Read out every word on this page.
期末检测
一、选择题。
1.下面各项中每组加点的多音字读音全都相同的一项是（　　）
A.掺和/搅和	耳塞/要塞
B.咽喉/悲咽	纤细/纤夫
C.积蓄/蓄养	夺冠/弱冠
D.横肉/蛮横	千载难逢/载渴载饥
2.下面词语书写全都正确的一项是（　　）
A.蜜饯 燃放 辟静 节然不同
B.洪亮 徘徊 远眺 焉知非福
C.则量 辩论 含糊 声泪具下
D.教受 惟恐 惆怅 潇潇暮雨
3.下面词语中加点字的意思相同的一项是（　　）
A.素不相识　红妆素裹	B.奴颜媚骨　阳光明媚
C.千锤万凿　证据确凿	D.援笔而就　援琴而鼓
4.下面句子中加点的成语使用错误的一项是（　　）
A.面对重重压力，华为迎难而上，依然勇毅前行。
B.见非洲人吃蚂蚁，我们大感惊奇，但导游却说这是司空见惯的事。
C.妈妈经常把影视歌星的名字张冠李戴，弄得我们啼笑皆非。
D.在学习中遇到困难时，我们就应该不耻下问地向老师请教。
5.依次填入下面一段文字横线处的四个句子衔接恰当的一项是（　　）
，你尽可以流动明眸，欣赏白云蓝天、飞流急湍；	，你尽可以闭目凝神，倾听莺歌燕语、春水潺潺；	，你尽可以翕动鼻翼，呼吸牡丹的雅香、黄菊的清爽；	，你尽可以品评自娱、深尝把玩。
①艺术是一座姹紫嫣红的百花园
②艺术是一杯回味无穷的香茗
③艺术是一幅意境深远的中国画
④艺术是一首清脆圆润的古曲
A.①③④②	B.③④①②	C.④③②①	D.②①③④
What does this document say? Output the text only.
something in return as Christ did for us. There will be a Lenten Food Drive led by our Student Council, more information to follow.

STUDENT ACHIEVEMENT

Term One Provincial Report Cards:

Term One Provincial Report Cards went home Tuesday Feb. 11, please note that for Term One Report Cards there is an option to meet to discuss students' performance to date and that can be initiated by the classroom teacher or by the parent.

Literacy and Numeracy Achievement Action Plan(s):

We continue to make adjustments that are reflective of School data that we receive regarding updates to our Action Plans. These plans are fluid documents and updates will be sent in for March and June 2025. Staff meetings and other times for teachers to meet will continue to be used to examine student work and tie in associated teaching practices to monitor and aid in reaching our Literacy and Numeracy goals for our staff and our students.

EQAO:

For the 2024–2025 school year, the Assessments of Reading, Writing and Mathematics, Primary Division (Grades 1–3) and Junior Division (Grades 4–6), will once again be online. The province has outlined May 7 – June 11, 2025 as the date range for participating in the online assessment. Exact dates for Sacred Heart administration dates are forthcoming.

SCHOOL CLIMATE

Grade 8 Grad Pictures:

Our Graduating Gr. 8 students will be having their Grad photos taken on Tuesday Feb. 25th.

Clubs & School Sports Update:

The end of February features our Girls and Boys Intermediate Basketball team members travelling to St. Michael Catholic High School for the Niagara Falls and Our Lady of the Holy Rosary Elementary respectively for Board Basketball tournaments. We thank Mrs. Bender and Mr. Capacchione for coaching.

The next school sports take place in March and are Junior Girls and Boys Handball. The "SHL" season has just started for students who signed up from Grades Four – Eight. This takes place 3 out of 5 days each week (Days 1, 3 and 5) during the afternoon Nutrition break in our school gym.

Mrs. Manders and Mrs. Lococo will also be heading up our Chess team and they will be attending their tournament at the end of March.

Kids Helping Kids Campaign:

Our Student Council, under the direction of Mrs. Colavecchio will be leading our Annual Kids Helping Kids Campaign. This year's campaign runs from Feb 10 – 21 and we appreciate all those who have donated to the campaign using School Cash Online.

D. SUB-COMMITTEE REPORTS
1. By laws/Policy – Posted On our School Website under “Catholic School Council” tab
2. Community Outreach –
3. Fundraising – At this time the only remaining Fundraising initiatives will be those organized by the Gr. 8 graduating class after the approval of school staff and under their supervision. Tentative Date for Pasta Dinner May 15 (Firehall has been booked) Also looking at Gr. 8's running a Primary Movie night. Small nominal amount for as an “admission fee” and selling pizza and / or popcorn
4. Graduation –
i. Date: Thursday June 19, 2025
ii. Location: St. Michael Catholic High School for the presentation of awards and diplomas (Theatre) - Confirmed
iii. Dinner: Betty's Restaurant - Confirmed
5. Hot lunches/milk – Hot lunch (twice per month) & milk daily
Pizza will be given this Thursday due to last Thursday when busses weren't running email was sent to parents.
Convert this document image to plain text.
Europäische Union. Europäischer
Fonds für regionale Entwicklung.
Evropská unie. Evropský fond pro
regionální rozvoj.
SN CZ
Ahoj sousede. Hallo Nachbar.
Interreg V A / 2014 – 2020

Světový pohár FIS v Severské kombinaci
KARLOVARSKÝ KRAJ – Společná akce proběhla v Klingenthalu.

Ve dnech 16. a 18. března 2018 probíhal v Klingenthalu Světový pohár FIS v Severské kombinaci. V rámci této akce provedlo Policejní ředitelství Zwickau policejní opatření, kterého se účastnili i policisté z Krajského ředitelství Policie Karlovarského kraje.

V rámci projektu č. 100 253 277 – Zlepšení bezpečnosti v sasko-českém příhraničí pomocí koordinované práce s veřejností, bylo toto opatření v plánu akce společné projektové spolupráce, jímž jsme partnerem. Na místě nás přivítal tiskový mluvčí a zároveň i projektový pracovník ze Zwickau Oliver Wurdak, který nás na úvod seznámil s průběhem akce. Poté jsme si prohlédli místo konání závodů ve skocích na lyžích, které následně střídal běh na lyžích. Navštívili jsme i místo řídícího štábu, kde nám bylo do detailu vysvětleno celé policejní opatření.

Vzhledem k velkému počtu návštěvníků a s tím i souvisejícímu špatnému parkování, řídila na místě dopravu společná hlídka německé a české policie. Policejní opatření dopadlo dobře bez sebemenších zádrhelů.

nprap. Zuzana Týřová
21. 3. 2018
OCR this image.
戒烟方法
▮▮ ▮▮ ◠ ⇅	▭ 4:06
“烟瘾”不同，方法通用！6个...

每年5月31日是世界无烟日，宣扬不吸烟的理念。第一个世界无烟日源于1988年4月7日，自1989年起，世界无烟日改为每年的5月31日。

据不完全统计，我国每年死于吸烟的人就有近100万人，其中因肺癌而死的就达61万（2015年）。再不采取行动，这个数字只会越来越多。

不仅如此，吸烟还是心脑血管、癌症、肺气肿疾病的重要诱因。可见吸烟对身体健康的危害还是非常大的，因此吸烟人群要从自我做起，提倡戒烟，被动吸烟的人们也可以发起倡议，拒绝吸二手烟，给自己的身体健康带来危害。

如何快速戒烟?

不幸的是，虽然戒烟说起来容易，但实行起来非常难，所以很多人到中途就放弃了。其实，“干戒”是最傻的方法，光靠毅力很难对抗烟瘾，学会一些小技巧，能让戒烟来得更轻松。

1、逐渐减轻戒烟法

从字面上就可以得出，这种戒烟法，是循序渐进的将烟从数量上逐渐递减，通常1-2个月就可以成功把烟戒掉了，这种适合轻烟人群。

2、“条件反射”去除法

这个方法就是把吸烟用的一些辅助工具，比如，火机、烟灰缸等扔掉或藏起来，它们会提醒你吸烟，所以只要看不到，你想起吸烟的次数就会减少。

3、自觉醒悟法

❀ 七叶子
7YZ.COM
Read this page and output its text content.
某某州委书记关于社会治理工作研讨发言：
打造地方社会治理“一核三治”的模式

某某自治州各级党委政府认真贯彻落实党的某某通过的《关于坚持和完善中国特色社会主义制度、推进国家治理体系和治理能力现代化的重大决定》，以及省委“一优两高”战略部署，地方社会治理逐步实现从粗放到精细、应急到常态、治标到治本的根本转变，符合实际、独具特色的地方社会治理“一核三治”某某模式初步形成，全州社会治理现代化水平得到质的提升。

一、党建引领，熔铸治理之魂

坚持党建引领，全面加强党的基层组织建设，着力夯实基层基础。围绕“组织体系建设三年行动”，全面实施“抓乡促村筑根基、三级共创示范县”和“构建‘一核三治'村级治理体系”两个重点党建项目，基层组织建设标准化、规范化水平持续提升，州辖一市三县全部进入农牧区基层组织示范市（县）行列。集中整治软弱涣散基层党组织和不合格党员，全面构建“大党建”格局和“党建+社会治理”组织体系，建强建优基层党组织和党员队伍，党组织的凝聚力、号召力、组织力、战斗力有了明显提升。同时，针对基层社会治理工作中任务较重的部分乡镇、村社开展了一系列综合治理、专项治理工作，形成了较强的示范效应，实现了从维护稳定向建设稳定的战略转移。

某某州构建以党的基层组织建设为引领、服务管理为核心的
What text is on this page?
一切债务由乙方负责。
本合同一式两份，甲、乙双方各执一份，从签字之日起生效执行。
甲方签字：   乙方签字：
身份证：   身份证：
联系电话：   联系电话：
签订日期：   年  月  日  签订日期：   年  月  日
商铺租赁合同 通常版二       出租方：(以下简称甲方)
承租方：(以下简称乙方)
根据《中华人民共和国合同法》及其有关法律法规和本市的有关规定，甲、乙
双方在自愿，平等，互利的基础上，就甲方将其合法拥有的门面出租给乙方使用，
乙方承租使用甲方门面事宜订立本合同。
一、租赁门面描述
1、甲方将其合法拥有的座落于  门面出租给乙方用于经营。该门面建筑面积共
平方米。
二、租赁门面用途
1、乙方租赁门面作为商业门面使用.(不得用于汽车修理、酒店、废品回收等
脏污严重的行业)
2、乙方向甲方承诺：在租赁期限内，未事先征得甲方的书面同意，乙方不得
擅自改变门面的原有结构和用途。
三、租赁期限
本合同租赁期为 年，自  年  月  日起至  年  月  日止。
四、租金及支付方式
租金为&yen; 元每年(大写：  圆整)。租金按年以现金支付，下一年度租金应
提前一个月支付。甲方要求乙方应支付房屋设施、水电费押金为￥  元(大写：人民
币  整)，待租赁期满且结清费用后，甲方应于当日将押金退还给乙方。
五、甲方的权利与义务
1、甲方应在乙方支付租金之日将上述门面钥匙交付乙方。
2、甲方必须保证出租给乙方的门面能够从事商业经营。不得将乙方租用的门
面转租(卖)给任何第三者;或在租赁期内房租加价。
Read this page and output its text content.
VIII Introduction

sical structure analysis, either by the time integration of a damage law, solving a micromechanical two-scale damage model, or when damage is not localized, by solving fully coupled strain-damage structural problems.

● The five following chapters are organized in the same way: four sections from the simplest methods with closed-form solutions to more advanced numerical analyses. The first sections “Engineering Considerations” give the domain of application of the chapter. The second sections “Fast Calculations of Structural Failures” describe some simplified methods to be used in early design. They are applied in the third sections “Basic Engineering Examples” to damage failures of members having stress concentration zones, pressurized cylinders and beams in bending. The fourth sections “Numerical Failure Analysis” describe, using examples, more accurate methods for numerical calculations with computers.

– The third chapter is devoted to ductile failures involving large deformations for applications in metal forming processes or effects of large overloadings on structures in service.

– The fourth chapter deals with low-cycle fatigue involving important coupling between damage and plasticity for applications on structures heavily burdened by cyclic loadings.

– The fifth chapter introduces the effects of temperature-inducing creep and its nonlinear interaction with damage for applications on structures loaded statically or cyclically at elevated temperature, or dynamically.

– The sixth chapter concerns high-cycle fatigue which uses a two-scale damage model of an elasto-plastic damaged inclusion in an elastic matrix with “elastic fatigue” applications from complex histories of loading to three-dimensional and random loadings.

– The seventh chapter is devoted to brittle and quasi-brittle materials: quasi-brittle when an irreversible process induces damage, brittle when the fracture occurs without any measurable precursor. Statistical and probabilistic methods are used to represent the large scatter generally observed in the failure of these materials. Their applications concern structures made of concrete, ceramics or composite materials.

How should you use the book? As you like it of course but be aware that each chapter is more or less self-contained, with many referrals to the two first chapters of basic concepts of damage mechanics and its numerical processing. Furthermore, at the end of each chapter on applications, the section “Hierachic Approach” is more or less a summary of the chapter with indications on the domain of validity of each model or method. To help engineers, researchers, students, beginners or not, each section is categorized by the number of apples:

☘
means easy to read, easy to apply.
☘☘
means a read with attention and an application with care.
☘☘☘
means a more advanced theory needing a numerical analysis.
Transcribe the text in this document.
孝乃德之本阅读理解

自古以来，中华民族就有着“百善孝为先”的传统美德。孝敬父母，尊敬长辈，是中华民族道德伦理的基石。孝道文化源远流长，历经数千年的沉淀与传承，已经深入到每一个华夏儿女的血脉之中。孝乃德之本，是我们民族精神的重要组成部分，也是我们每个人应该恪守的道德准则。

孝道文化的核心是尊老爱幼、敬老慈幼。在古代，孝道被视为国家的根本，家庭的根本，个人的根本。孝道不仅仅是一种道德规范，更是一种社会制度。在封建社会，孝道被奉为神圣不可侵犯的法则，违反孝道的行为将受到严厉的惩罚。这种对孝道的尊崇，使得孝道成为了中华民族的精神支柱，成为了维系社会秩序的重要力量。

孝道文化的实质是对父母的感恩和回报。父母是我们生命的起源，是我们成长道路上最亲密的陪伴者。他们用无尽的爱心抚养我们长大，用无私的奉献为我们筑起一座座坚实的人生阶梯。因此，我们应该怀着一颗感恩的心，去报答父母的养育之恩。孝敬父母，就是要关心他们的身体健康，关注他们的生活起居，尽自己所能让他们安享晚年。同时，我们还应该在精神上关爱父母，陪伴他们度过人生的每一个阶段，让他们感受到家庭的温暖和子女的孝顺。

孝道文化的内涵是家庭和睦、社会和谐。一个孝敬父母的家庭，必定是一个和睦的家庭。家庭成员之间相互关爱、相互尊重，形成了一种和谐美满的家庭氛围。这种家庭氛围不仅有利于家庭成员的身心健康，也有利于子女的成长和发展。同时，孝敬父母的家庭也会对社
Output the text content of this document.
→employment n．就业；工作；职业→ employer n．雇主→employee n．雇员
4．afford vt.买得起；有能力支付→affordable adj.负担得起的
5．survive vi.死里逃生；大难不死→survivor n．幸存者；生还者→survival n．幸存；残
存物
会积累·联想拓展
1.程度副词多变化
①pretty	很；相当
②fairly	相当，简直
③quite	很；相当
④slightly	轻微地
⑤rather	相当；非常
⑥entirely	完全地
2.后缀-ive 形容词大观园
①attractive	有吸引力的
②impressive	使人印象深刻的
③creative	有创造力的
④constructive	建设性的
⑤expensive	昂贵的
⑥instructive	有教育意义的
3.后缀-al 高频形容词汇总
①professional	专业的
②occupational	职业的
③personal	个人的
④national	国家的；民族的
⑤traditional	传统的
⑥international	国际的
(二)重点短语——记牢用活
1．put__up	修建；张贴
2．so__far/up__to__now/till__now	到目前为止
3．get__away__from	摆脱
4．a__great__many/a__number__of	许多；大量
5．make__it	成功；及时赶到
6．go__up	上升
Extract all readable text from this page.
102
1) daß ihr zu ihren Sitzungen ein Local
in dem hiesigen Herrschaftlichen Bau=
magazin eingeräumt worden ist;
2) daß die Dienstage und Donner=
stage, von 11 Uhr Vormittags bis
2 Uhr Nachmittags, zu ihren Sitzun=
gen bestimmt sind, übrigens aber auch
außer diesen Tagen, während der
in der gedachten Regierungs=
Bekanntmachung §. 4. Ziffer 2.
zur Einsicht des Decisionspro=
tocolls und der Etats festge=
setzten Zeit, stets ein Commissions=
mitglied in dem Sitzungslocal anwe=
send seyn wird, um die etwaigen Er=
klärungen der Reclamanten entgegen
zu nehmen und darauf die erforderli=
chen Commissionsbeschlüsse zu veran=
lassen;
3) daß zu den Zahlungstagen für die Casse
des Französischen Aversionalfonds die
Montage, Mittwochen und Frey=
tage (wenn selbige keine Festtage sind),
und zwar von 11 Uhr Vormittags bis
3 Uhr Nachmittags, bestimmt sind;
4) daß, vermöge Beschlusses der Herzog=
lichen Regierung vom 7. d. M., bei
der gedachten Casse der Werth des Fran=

TASK: Tell how many lines above contain the word "一核三治". Give the number alone.

RESULT FOR THIS EXERCISE: 3